* _Material for the task_:

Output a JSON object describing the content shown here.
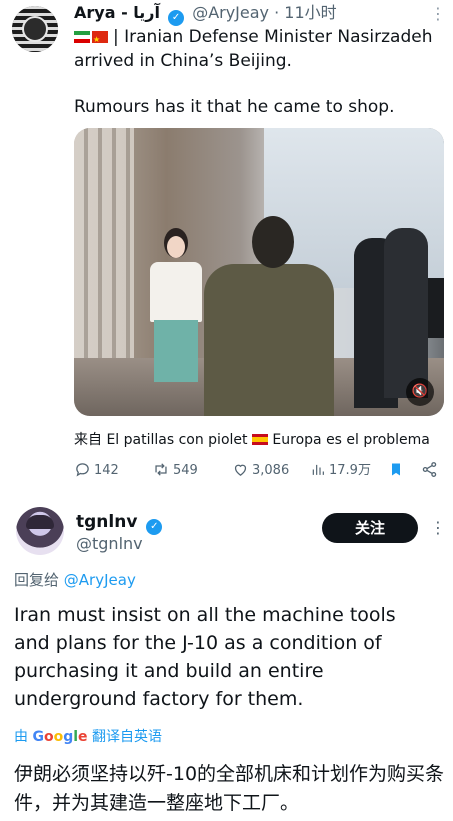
{
  "tweet": {
    "author_name": "Arya - آریا",
    "handle": "@AryJeay",
    "time": "· 11小时",
    "text_line1": "| Iranian Defense Minister Nasirzadeh arrived in China’s Beijing.",
    "text_line2": "Rumours has it that he came to shop.",
    "flags": [
      "flag-iran",
      "flag-china"
    ],
    "attribution": "来自 El patillas con piolet",
    "attribution_suffix": "Europa es el problema",
    "actions": {
      "replies": "142",
      "reposts": "549",
      "likes": "3,086",
      "views": "17.9万"
    }
  },
  "reply": {
    "author_name": "tgnlnv",
    "handle": "@tgnlnv",
    "follow_label": "关注",
    "reply_to_prefix": "回复给",
    "reply_to_mention": "@AryJeay",
    "text": "Iran must insist on all the machine tools and plans for the J-10 as a condition of purchasing it and build an entire underground factory for them.",
    "translate_prefix": "由",
    "translate_brand": [
      "G",
      "o",
      "o",
      "g",
      "l",
      "e"
    ],
    "translate_link": "翻译自英语",
    "translated_text": "伊朗必须坚持以歼-10的全部机床和计划作为购买条件，并为其建造一整座地下工厂。"
  },
  "icons": [
    "verified-badge-icon",
    "more-icon",
    "mute-icon",
    "reply-icon",
    "repost-icon",
    "like-icon",
    "views-icon",
    "bookmark-icon",
    "share-icon"
  ],
  "colors": {
    "accent": "#1d9bf0",
    "text": "#0f1419",
    "muted": "#536471",
    "bookmark": "#1d9bf0"
  }
}
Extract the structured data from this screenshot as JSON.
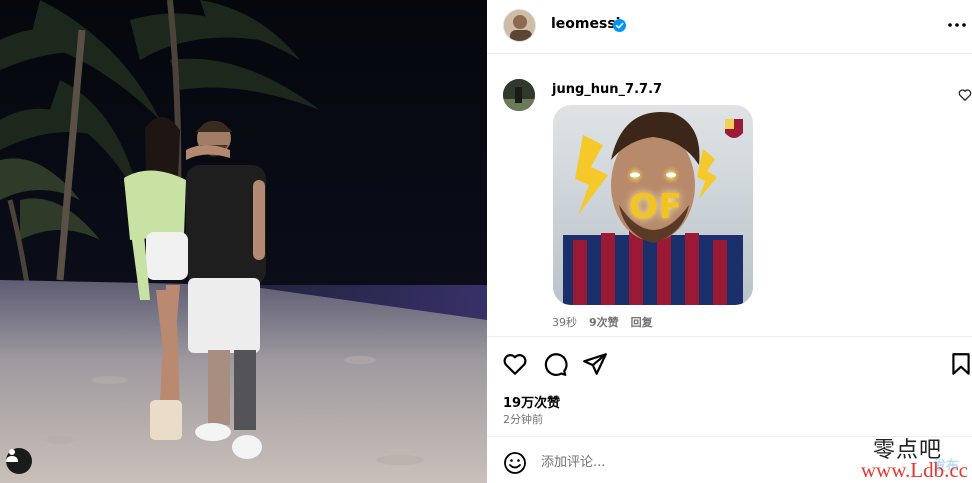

* _Required work_: Transcribe the preceding listing in its entirety and with exact wording, leaving out pictures.

* _Reply_:
Output a JSON object describing the content shown here.
{
  "tweet": {
    "author_name": "Arya - آریا",
    "handle": "@AryJeay",
    "time": "· 11小时",
    "text_line1": "| Iranian Defense Minister Nasirzadeh arrived in China’s Beijing.",
    "text_line2": "Rumours has it that he came to shop.",
    "flags": [
      "flag-iran",
      "flag-china"
    ],
    "attribution": "来自 El patillas con piolet",
    "attribution_suffix": "Europa es el problema",
    "actions": {
      "replies": "142",
      "reposts": "549",
      "likes": "3,086",
      "views": "17.9万"
    }
  },
  "reply": {
    "author_name": "tgnlnv",
    "handle": "@tgnlnv",
    "follow_label": "关注",
    "reply_to_prefix": "回复给",
    "reply_to_mention": "@AryJeay",
    "text": "Iran must insist on all the machine tools and plans for the J-10 as a condition of purchasing it and build an entire underground factory for them.",
    "translate_prefix": "由",
    "translate_brand": [
      "G",
      "o",
      "o",
      "g",
      "l",
      "e"
    ],
    "translate_link": "翻译自英语",
    "translated_text": "伊朗必须坚持以歼-10的全部机床和计划作为购买条件，并为其建造一整座地下工厂。"
  },
  "icons": [
    "verified-badge-icon",
    "more-icon",
    "mute-icon",
    "reply-icon",
    "repost-icon",
    "like-icon",
    "views-icon",
    "bookmark-icon",
    "share-icon"
  ],
  "colors": {
    "accent": "#1d9bf0",
    "text": "#0f1419",
    "muted": "#536471",
    "bookmark": "#1d9bf0"
  }
}
Extract the structured data from this screenshot as JSON.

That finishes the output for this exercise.